**ENTRIES SHOWN:**
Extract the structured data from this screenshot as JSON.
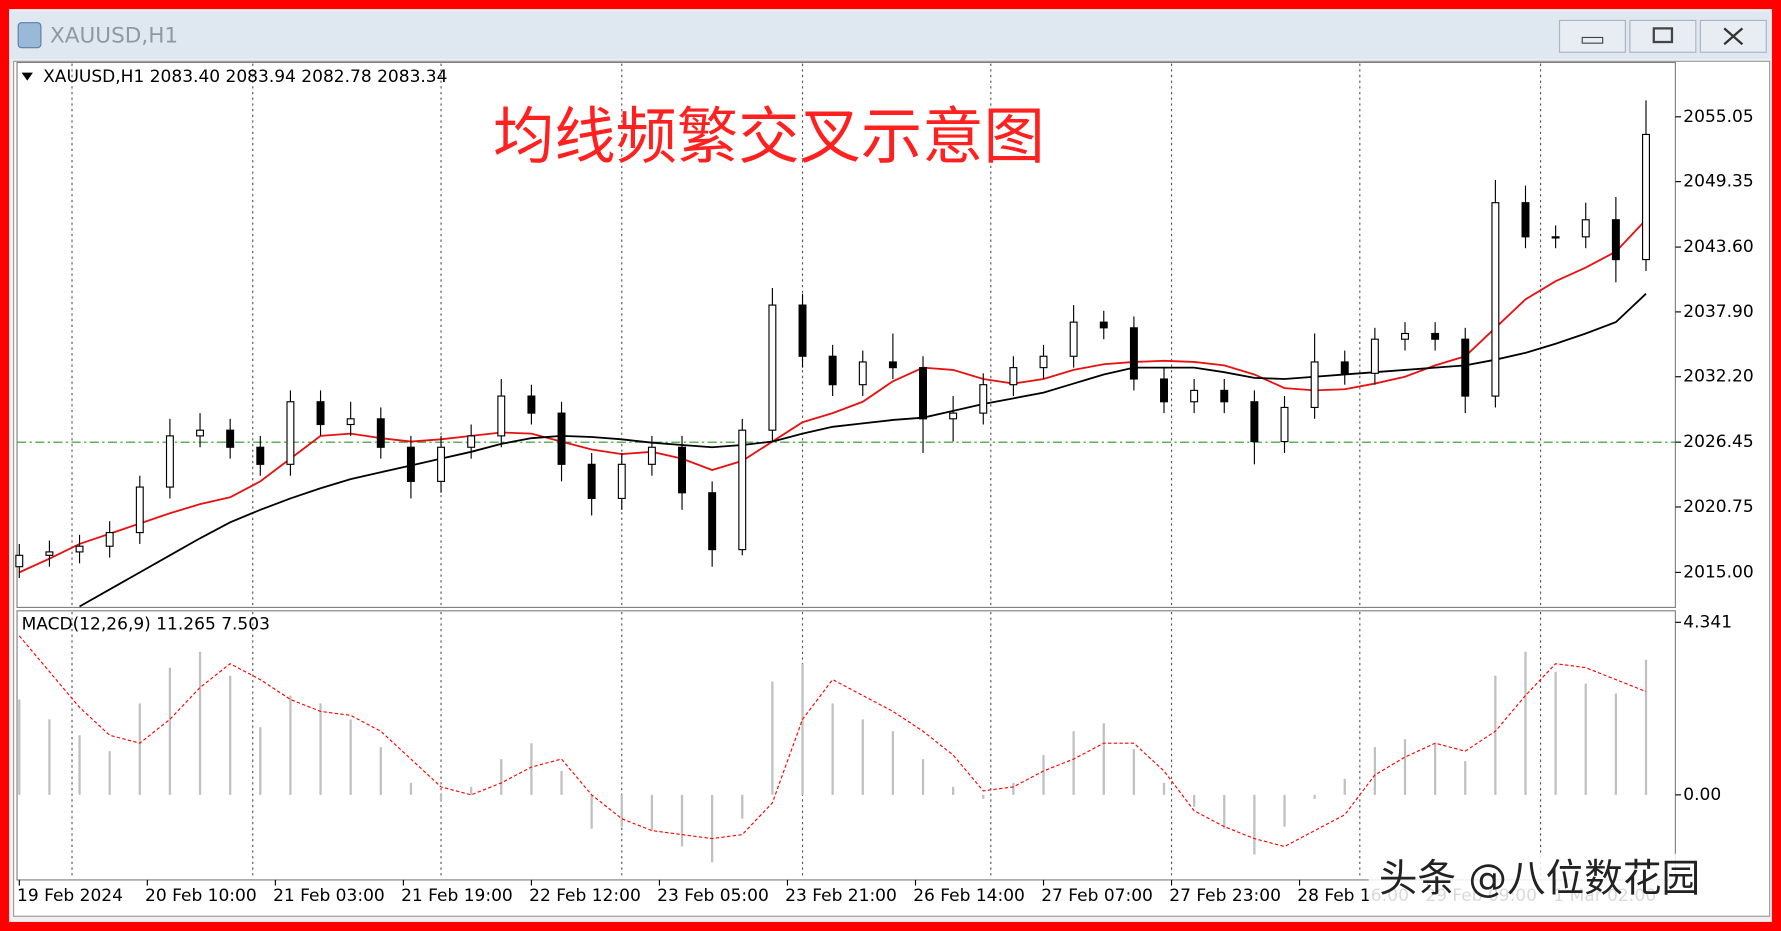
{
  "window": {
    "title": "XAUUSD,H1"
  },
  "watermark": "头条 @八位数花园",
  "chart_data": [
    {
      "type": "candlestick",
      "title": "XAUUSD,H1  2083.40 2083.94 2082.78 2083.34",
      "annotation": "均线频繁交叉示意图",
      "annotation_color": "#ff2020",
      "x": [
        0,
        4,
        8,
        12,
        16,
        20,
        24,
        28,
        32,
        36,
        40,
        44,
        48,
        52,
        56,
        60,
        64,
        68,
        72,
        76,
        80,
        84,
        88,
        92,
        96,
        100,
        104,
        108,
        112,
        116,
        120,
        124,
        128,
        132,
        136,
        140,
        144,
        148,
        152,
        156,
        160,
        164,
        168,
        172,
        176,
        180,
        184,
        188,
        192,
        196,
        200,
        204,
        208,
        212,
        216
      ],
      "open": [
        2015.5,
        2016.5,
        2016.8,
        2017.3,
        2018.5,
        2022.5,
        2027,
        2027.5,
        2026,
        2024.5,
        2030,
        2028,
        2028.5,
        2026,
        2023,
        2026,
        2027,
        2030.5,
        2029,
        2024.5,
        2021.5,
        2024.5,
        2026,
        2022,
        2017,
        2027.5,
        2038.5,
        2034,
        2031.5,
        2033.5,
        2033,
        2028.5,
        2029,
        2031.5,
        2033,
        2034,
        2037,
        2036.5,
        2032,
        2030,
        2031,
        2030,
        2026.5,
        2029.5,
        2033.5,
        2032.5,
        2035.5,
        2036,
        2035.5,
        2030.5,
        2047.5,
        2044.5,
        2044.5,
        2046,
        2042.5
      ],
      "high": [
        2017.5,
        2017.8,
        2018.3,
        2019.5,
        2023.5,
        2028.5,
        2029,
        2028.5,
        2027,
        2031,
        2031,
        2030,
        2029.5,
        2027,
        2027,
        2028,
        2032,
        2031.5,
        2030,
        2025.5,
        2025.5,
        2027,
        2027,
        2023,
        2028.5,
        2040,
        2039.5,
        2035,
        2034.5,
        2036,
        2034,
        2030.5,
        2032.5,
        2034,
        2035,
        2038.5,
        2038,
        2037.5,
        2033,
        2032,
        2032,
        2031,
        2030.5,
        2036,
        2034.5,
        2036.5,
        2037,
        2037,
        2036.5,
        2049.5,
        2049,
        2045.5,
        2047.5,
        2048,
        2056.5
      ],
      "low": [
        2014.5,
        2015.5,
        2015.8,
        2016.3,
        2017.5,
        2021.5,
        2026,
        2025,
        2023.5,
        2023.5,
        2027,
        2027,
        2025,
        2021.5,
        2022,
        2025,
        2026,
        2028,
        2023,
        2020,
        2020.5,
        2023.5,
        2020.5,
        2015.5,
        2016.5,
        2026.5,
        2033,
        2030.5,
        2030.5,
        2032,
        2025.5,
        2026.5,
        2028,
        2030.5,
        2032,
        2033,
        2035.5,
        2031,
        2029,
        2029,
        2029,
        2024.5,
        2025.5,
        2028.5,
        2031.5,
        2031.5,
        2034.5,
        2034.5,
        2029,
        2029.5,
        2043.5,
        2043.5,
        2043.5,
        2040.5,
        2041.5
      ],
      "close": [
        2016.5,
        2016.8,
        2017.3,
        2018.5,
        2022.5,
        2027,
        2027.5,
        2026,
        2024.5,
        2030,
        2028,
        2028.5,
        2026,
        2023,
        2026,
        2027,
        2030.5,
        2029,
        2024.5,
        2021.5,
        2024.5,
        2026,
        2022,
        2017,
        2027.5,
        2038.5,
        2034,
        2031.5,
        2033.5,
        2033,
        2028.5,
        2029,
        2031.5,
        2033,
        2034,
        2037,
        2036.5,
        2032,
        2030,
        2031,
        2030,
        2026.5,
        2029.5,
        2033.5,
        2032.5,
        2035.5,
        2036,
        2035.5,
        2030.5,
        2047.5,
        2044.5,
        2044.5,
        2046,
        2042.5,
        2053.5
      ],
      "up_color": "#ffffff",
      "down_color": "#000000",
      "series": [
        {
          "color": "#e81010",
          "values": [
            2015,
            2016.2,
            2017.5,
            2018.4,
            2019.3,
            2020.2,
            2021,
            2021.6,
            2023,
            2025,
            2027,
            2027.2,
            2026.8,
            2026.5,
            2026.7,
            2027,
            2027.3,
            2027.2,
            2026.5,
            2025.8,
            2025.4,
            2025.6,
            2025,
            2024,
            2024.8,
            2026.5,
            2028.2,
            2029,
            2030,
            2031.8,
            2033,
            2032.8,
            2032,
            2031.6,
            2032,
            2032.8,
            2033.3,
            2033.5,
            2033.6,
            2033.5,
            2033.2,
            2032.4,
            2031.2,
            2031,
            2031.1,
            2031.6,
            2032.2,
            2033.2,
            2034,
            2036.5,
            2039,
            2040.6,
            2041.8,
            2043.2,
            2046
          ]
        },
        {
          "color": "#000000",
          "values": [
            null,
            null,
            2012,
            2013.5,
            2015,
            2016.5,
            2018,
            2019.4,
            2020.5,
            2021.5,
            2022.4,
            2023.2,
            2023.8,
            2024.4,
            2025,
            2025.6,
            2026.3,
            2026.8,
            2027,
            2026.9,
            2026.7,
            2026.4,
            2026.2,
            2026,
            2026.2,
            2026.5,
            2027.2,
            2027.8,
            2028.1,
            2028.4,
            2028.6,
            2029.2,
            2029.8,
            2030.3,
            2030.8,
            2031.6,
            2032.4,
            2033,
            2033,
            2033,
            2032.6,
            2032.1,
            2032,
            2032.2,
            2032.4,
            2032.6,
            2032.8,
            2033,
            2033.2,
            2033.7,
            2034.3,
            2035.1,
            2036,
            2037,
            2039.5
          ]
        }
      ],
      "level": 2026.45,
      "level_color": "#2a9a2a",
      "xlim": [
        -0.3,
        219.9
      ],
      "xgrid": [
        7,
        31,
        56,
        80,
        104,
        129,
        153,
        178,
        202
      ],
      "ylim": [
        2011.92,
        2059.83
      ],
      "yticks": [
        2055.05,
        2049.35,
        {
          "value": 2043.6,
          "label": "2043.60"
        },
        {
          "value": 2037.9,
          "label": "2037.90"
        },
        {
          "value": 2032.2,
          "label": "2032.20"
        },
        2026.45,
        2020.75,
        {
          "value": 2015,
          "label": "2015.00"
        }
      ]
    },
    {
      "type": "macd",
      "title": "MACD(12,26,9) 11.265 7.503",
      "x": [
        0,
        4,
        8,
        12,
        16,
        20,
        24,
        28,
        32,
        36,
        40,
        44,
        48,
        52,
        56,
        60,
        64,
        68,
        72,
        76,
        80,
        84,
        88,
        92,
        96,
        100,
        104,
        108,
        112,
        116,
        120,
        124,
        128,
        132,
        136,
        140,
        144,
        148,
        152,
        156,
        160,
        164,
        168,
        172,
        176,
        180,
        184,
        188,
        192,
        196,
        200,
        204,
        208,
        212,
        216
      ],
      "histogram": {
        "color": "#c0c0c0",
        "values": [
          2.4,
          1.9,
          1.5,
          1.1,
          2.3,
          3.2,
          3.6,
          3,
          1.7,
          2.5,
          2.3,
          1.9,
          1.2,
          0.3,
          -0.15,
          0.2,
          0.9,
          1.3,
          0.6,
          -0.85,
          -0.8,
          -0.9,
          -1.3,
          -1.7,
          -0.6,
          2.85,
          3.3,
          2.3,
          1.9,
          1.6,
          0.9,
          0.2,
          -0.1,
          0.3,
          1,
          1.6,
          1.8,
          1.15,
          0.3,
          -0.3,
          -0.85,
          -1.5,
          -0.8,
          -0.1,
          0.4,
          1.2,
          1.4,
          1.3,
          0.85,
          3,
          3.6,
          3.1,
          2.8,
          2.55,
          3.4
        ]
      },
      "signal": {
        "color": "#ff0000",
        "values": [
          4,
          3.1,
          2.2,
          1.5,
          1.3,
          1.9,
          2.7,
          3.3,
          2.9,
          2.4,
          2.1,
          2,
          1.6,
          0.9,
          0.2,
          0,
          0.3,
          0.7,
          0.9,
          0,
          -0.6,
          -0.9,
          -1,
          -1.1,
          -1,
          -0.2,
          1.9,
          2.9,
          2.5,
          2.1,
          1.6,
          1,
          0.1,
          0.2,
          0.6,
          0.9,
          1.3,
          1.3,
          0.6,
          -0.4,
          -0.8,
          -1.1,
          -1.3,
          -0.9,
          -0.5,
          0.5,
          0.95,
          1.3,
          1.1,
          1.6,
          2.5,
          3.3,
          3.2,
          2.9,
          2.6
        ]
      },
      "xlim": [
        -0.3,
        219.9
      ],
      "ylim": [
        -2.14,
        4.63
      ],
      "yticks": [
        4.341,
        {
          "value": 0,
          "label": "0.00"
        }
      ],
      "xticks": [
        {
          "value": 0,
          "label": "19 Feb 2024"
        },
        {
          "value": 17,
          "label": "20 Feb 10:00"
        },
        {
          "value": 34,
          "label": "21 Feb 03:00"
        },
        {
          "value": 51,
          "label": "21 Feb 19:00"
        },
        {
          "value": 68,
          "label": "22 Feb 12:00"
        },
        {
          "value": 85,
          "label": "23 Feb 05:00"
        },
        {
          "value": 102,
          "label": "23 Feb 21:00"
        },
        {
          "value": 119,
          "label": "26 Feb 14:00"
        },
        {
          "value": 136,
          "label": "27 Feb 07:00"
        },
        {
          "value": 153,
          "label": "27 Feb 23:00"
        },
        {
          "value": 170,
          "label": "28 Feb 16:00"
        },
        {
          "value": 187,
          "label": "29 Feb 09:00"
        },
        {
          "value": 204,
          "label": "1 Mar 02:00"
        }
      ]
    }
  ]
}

**TASK PROMPT:** Which lines contain "XAUUSD"? Copy each of them out.

**REPLY:**
    "title": "XAUUSD,H1"
      "title": "XAUUSD,H1  2083.40 2083.94 2082.78 2083.34",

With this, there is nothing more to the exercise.